(THE TASK):
Please output every line of the material as it stands, without the pictures.

(Data excerpts):
____________________
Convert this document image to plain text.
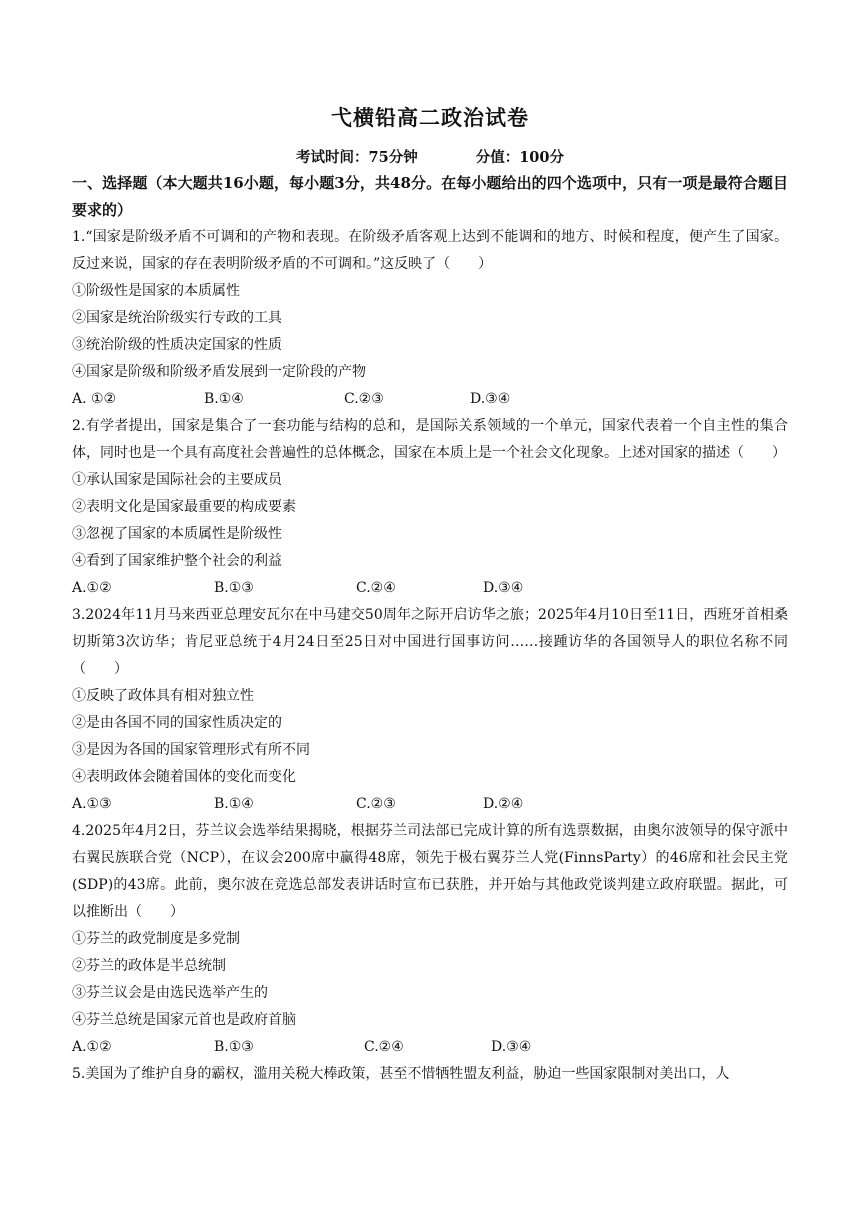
弋横铅高二政治试卷
考试时间：75分钟	分值：100分
一、选择题（本大题共16小题，每小题3分，共48分。在每小题给出的四个选项中，只有一项是最符合题目要求的）
1.“国家是阶级矛盾不可调和的产物和表现。在阶级矛盾客观上达到不能调和的地方、时候和程度，便产生了国家。反过来说，国家的存在表明阶级矛盾的不可调和。”这反映了（　　）
①阶级性是国家的本质属性
②国家是统治阶级实行专政的工具
③统治阶级的性质决定国家的性质
④国家是阶级和阶级矛盾发展到一定阶段的产物
A. ①②	B.①④	C.②③	D.③④
2.有学者提出，国家是集合了一套功能与结构的总和，是国际关系领域的一个单元，国家代表着一个自主性的集合体，同时也是一个具有高度社会普遍性的总体概念，国家在本质上是一个社会文化现象。上述对国家的描述（　　）
①承认国家是国际社会的主要成员
②表明文化是国家最重要的构成要素
③忽视了国家的本质属性是阶级性
④看到了国家维护整个社会的利益
A.①②	B.①③	C.②④	D.③④
3.2024年11月马来西亚总理安瓦尔在中马建交50周年之际开启访华之旅；2025年4月10日至11日，西班牙首相桑切斯第3次访华；肯尼亚总统于4月24日至25日对中国进行国事访问……接踵访华的各国领导人的职位名称不同（　　）
①反映了政体具有相对独立性
②是由各国不同的国家性质决定的
③是因为各国的国家管理形式有所不同
④表明政体会随着国体的变化而变化
A.①③	B.①④	C.②③	D.②④
4.2025年4月2日，芬兰议会选举结果揭晓，根据芬兰司法部已完成计算的所有选票数据，由奥尔波领导的保守派中右翼民族联合党（NCP），在议会200席中赢得48席，领先于极右翼芬兰人党(FinnsParty）的46席和社会民主党(SDP)的43席。此前，奥尔波在竞选总部发表讲话时宣布已获胜，并开始与其他政党谈判建立政府联盟。据此，可以推断出（　　）
①芬兰的政党制度是多党制
②芬兰的政体是半总统制
③芬兰议会是由选民选举产生的
④芬兰总统是国家元首也是政府首脑
A.①②	B.①③	C.②④	D.③④
5.美国为了维护自身的霸权，滥用关税大棒政策，甚至不惜牺牲盟友利益，胁迫一些国家限制对美出口，人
____________________
(EXPECTED ANSWER):
Convert this document image to plain text.
弋横铅高二政治试卷
考试时间：75分钟	分值：100分
一、选择题（本大题共16小题，每小题3分，共48分。在每小题给出的四个选项中，只有一项是最符合题目要求的）
1.“国家是阶级矛盾不可调和的产物和表现。在阶级矛盾客观上达到不能调和的地方、时候和程度，便产生了国家。反过来说，国家的存在表明阶级矛盾的不可调和。”这反映了（　　）
①阶级性是国家的本质属性
②国家是统治阶级实行专政的工具
③统治阶级的性质决定国家的性质
④国家是阶级和阶级矛盾发展到一定阶段的产物
A. ①②	B.①④	C.②③	D.③④
2.有学者提出，国家是集合了一套功能与结构的总和，是国际关系领域的一个单元，国家代表着一个自主性的集合体，同时也是一个具有高度社会普遍性的总体概念，国家在本质上是一个社会文化现象。上述对国家的描述（　　）
①承认国家是国际社会的主要成员
②表明文化是国家最重要的构成要素
③忽视了国家的本质属性是阶级性
④看到了国家维护整个社会的利益
A.①②	B.①③	C.②④	D.③④
3.2024年11月马来西亚总理安瓦尔在中马建交50周年之际开启访华之旅；2025年4月10日至11日，西班牙首相桑切斯第3次访华；肯尼亚总统于4月24日至25日对中国进行国事访问……接踵访华的各国领导人的职位名称不同（　　）
①反映了政体具有相对独立性
②是由各国不同的国家性质决定的
③是因为各国的国家管理形式有所不同
④表明政体会随着国体的变化而变化
A.①③	B.①④	C.②③	D.②④
4.2025年4月2日，芬兰议会选举结果揭晓，根据芬兰司法部已完成计算的所有选票数据，由奥尔波领导的保守派中右翼民族联合党（NCP），在议会200席中赢得48席，领先于极右翼芬兰人党(FinnsParty）的46席和社会民主党(SDP)的43席。此前，奥尔波在竞选总部发表讲话时宣布已获胜，并开始与其他政党谈判建立政府联盟。据此，可以推断出（　　）
①芬兰的政党制度是多党制
②芬兰的政体是半总统制
③芬兰议会是由选民选举产生的
④芬兰总统是国家元首也是政府首脑
A.①②	B.①③	C.②④	D.③④
5.美国为了维护自身的霸权，滥用关税大棒政策，甚至不惜牺牲盟友利益，胁迫一些国家限制对美出口，人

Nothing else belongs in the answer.